- Task input
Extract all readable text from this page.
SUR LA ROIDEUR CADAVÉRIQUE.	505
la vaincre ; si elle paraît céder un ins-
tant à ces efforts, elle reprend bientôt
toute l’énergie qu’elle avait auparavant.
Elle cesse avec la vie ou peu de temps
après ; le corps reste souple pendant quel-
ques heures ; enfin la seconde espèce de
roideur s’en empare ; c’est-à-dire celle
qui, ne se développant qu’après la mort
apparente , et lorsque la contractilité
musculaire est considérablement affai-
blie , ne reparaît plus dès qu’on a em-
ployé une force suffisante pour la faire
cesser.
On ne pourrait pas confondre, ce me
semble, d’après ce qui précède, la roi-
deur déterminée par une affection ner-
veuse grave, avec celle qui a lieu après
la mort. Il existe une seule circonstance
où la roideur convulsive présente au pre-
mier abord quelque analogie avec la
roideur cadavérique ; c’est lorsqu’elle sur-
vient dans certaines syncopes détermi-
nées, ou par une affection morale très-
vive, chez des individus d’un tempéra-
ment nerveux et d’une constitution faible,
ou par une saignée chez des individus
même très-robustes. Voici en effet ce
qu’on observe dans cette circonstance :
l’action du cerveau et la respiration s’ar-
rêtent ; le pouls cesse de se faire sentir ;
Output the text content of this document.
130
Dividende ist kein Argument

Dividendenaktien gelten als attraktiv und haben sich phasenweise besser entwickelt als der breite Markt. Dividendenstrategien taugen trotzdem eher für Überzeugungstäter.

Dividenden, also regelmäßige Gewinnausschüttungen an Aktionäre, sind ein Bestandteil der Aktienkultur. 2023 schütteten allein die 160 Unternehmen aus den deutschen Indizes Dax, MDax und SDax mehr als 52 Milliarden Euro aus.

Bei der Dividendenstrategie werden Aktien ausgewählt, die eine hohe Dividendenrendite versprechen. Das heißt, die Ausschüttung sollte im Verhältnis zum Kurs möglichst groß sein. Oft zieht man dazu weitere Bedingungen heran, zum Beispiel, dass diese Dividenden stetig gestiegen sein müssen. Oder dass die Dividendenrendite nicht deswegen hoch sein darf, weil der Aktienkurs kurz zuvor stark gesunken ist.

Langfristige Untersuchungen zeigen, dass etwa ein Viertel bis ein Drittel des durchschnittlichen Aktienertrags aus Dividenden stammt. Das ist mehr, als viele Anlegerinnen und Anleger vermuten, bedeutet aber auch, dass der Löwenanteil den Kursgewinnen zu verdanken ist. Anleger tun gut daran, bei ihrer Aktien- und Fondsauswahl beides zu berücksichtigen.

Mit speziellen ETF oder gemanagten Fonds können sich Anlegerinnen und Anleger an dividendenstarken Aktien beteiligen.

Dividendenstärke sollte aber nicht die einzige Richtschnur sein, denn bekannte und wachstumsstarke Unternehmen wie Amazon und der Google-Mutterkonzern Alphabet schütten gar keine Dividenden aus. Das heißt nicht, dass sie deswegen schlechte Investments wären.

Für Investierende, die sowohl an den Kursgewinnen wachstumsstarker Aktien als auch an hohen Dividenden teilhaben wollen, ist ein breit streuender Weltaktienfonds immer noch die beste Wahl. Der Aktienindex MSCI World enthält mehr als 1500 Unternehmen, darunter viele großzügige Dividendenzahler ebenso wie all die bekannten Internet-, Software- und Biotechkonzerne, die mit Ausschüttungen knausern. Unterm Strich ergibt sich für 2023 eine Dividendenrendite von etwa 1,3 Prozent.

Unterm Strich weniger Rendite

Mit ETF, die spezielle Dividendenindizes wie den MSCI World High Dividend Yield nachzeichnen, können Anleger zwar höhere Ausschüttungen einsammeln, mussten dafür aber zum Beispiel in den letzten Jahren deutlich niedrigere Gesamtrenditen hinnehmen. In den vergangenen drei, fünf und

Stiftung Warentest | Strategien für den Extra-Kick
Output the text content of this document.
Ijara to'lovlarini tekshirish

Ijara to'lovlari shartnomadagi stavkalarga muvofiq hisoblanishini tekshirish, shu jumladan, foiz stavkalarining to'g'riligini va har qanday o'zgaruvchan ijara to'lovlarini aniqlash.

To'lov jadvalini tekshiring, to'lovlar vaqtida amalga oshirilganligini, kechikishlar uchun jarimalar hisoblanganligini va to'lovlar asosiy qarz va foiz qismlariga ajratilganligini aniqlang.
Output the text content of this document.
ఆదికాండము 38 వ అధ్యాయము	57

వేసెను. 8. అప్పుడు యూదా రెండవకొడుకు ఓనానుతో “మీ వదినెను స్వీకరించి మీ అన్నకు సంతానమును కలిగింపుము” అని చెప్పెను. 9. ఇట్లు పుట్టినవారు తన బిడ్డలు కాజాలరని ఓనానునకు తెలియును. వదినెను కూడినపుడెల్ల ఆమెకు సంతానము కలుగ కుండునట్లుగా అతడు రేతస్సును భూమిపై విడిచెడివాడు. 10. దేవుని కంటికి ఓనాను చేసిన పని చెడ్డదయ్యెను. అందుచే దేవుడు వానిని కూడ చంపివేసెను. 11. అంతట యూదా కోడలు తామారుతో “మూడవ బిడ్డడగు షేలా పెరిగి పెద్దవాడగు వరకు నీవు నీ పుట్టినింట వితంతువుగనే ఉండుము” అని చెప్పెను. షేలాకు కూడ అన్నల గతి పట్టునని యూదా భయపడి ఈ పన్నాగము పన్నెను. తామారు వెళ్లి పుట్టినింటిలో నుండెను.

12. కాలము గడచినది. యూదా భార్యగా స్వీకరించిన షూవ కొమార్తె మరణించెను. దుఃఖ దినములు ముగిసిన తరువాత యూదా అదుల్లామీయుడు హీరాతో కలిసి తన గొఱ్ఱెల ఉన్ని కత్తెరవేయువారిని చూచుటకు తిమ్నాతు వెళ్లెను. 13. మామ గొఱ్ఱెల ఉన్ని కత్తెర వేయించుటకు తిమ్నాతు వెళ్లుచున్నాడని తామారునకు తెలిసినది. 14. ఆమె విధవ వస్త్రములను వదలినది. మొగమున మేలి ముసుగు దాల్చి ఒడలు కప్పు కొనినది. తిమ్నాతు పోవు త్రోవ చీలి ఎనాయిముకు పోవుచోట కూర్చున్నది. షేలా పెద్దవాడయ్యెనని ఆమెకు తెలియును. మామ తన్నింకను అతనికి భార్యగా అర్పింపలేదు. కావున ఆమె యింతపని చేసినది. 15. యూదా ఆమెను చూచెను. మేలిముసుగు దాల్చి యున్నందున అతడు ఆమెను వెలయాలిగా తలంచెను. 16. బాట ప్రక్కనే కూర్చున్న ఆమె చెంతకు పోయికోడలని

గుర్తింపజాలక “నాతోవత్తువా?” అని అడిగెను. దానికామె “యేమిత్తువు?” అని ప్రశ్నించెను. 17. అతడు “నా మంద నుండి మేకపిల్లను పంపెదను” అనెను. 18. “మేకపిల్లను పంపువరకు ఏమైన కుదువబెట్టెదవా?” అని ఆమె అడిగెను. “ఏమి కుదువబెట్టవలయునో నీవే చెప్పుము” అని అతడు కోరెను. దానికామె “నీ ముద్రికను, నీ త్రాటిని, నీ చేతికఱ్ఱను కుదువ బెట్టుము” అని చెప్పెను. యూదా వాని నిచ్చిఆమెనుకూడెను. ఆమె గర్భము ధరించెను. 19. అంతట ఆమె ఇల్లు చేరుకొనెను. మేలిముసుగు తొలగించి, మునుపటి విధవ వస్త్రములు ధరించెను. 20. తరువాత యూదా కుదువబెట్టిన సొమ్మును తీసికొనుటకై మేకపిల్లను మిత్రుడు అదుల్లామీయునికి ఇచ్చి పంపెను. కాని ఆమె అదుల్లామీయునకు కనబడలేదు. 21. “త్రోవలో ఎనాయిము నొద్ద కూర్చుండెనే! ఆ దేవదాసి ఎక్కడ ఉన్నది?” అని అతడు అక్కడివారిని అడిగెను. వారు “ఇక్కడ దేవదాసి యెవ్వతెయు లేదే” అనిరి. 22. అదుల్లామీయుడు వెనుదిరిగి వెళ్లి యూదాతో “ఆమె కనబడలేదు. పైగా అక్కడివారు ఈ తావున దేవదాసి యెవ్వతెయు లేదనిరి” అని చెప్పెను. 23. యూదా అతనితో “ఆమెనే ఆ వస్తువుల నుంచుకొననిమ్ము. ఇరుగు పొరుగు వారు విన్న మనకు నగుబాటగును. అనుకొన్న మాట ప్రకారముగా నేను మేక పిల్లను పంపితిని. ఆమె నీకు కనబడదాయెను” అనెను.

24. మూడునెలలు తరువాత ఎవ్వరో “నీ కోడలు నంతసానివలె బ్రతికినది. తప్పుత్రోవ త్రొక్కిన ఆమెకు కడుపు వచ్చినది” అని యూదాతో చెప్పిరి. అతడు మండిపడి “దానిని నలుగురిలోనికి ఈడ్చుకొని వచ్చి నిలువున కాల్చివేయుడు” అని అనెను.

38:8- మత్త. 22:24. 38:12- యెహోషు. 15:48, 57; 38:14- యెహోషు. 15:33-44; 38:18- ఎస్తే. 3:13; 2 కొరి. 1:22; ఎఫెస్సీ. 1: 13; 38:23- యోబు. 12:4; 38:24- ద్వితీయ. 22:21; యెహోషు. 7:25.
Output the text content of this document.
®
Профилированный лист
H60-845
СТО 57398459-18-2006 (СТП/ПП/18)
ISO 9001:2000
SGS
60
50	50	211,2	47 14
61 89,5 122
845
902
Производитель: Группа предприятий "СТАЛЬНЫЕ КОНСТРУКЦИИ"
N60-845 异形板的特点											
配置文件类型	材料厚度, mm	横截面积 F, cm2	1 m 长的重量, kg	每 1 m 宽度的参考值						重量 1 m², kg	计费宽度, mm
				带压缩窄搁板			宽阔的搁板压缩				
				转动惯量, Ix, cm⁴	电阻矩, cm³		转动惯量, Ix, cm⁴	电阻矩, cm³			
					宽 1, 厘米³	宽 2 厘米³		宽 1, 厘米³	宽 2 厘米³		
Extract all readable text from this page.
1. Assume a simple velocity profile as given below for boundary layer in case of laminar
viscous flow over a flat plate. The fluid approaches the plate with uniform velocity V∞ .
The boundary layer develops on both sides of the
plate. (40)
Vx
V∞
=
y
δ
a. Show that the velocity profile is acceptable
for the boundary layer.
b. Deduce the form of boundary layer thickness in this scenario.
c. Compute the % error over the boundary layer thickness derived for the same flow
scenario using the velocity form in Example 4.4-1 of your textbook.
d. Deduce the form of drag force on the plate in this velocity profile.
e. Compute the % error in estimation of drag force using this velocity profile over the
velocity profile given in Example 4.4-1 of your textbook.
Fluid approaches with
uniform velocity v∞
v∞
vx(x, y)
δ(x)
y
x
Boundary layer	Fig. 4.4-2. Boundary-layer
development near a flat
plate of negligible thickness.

- Goal
Provide the number of lines containing the string "approaches", with no other output.

- Output for this task
2